# Exercise materials

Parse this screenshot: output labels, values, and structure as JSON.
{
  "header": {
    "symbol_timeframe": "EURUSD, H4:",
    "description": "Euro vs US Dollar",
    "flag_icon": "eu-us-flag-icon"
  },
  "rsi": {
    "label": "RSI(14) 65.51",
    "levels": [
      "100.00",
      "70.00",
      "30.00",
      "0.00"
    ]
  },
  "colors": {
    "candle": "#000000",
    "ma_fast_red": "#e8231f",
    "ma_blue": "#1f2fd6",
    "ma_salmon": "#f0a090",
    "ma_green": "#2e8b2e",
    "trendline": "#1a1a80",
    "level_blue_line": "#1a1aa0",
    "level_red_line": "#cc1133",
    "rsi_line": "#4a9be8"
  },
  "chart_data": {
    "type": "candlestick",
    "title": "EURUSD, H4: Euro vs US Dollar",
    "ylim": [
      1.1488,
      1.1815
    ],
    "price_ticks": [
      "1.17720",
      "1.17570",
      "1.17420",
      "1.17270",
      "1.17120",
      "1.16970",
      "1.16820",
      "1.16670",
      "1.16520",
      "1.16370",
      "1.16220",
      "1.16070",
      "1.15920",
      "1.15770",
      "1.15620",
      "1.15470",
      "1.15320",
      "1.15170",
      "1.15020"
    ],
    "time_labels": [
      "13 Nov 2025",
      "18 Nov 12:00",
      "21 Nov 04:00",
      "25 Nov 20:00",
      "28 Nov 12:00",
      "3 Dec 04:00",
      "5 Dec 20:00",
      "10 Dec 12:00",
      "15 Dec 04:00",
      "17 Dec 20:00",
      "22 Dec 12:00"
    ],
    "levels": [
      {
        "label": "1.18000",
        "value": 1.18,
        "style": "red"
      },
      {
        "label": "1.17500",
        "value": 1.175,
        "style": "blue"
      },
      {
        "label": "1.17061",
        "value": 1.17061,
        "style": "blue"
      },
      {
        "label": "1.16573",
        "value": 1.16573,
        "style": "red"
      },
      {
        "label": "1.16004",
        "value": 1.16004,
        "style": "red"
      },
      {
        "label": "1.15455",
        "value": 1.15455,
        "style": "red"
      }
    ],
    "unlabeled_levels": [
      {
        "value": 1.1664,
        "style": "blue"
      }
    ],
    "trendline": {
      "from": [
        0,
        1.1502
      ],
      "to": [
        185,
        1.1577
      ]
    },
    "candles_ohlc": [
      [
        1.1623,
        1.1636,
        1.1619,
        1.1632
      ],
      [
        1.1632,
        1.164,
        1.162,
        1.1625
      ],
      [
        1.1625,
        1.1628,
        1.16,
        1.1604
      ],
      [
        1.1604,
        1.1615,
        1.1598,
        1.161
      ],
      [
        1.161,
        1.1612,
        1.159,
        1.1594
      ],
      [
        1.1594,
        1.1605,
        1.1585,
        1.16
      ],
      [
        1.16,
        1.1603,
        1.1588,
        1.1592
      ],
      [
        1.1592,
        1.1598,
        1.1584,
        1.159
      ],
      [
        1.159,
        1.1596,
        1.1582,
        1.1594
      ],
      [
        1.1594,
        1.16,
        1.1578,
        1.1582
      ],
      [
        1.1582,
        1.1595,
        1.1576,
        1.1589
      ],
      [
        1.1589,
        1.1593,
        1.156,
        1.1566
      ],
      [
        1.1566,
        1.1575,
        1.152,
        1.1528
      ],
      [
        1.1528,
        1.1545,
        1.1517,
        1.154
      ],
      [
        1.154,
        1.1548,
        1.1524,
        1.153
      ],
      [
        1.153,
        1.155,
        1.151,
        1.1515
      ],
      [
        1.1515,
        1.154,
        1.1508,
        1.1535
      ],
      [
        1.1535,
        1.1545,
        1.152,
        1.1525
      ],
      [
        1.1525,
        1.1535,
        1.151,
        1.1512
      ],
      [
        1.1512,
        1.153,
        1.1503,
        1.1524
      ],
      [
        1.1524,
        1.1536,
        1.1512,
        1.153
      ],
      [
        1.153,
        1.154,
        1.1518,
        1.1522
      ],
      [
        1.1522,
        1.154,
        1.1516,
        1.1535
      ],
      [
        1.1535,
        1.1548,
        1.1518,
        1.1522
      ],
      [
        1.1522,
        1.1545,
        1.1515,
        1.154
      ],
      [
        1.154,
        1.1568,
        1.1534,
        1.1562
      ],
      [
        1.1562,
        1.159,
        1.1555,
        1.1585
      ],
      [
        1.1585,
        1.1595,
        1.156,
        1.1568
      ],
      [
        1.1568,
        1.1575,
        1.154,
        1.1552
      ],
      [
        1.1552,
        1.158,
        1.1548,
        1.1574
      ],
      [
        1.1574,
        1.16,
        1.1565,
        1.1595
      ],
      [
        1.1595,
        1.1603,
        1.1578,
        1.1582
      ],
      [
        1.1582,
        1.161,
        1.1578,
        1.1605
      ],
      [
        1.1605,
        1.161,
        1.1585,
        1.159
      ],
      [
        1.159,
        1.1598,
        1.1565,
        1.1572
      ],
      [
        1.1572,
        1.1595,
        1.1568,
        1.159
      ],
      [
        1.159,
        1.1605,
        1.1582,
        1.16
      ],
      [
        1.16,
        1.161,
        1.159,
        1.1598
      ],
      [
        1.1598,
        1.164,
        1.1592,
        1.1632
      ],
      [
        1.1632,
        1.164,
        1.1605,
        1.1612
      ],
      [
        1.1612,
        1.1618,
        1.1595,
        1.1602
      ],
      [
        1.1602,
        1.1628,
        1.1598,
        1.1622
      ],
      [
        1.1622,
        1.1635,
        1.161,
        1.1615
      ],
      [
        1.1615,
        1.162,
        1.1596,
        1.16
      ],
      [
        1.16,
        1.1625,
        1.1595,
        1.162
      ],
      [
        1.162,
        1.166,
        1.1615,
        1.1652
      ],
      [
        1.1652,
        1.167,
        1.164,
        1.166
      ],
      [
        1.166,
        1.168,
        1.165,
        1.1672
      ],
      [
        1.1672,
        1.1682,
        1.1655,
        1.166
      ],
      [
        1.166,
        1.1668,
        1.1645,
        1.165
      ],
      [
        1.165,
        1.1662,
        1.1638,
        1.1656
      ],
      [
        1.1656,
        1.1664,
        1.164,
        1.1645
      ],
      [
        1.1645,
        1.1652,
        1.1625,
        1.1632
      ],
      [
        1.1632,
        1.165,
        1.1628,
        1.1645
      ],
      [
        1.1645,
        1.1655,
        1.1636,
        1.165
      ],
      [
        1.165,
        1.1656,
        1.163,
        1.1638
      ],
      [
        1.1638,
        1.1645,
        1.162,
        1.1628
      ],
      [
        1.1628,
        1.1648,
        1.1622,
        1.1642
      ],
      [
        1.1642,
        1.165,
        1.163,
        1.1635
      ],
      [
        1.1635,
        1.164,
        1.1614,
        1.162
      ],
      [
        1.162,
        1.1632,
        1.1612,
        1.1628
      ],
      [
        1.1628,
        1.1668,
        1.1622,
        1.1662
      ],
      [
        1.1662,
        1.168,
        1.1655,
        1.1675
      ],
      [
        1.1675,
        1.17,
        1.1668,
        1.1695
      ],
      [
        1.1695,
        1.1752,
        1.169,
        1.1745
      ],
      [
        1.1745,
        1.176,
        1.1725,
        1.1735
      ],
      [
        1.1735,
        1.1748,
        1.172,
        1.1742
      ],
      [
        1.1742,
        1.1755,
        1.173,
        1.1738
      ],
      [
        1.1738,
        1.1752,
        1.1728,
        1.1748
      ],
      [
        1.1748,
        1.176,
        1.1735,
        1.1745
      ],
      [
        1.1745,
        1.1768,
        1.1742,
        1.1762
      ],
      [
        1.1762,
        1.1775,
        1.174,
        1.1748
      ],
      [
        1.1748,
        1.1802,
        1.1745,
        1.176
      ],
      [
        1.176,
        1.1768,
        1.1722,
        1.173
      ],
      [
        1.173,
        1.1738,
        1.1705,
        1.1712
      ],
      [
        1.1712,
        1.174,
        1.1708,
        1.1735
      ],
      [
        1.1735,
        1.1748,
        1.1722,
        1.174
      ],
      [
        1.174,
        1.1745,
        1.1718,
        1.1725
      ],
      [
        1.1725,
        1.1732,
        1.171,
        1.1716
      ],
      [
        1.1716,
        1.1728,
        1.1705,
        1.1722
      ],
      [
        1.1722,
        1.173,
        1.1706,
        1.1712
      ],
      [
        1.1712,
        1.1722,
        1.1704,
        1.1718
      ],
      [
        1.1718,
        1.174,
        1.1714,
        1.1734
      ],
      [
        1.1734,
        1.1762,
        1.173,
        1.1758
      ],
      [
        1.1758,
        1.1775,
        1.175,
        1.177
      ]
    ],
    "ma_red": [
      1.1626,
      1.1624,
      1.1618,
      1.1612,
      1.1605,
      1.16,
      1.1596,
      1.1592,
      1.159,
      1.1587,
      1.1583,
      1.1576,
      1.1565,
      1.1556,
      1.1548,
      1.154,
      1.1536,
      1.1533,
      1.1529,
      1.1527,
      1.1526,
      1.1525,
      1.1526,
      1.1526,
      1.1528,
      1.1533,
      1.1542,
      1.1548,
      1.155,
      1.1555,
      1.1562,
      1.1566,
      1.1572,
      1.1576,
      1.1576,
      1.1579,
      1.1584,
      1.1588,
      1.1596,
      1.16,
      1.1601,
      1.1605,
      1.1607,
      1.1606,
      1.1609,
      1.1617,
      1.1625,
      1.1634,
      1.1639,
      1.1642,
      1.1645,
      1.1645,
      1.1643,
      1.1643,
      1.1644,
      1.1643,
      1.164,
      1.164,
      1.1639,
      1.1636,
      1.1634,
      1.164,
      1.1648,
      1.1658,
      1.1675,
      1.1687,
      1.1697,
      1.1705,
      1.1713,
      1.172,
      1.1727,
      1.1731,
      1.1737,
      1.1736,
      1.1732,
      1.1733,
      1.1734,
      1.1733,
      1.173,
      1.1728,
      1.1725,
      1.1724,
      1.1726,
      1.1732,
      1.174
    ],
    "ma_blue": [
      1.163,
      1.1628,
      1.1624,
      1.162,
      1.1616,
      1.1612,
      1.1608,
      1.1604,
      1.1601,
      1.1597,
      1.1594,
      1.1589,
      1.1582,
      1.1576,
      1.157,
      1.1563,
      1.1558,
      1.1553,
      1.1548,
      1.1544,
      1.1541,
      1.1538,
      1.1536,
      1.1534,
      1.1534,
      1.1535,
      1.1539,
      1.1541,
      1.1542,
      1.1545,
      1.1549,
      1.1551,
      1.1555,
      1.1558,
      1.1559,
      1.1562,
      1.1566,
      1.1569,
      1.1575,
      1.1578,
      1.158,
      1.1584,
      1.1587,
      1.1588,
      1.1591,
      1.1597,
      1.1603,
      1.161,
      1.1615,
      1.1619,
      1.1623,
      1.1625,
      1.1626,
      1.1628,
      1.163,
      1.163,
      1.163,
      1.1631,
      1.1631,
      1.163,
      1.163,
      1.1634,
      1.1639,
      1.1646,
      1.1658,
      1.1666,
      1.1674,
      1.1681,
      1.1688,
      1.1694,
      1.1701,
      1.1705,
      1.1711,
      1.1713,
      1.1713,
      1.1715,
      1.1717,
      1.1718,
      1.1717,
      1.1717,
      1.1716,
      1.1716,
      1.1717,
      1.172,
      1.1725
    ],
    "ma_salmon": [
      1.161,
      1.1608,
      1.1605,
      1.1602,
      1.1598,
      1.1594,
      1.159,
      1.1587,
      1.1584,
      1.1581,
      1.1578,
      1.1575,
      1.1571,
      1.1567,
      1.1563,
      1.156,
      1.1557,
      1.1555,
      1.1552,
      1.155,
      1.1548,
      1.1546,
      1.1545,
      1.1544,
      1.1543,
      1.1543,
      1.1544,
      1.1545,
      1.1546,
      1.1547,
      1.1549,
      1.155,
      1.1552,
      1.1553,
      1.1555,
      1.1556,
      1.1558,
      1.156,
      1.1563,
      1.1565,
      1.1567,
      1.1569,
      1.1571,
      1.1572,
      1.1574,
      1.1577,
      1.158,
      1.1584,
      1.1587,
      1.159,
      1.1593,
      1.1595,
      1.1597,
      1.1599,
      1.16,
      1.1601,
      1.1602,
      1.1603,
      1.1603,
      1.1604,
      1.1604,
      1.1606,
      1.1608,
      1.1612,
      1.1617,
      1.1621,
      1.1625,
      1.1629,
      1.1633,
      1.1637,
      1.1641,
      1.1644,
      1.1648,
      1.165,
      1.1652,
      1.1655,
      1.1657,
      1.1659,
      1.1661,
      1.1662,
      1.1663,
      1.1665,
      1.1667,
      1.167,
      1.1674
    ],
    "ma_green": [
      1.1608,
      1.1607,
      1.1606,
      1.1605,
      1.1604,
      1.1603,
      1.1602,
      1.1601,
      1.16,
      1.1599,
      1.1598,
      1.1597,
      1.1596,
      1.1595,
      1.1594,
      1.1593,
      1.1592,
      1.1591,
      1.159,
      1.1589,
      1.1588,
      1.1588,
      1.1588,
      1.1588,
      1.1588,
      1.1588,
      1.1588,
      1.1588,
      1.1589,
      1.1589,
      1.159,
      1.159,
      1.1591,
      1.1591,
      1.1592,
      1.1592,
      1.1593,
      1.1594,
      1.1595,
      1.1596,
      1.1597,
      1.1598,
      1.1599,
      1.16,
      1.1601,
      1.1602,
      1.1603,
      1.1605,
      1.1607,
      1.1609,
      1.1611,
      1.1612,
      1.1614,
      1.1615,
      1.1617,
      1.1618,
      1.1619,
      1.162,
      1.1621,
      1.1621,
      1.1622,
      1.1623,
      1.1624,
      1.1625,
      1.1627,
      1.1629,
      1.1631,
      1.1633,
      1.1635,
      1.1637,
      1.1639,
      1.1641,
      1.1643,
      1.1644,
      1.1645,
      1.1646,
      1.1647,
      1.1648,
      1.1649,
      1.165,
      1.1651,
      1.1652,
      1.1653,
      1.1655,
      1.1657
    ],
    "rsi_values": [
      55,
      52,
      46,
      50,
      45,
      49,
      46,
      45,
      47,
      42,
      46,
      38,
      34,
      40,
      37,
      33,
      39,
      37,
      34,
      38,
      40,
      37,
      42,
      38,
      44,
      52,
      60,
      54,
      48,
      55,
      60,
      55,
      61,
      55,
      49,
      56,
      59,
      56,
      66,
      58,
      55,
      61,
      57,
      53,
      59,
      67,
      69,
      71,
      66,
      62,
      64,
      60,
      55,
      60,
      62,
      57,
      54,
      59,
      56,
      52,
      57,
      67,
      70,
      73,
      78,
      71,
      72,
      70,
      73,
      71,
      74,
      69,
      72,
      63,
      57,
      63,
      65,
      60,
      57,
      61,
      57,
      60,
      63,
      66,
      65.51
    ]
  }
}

# Set exercise
Copy down every line of the entries containing the word "Dollar".

# Problem solution
    "description": "Euro vs US Dollar",
    "title": "EURUSD, H4: Euro vs US Dollar",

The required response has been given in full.